AVAILABLE RECORDS:
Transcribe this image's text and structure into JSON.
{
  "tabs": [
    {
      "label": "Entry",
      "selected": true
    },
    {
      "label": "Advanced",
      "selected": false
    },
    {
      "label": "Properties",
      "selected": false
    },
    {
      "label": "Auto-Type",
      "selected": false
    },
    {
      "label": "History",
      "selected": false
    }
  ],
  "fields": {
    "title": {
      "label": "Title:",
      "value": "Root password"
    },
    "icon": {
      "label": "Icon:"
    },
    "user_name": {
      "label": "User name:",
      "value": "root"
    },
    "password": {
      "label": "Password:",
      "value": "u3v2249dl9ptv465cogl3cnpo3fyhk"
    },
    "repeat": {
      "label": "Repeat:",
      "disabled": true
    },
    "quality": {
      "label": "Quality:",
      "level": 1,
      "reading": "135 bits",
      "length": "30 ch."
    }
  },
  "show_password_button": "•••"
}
--
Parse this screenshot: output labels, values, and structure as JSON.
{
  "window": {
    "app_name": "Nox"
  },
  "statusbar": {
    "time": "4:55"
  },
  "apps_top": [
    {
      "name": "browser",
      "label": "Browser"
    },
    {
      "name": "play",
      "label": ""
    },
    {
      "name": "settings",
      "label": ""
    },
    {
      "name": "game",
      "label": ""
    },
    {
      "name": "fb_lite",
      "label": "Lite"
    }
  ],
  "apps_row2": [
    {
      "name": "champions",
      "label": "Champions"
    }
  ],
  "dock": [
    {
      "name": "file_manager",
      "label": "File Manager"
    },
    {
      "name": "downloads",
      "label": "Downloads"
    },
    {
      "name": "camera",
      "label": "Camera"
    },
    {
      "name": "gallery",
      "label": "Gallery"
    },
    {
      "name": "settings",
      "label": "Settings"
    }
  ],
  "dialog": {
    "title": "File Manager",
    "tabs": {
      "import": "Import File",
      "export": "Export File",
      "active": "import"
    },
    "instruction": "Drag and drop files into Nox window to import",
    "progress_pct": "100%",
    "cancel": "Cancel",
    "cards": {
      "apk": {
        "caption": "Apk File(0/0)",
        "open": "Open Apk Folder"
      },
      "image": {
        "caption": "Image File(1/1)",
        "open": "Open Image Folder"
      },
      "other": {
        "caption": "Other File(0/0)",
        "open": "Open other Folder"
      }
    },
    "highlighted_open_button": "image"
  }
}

WORK INSTRUCTIONS: Count the lines that hold the string "into" and state that number alone.

EXERCISE RESULT: 2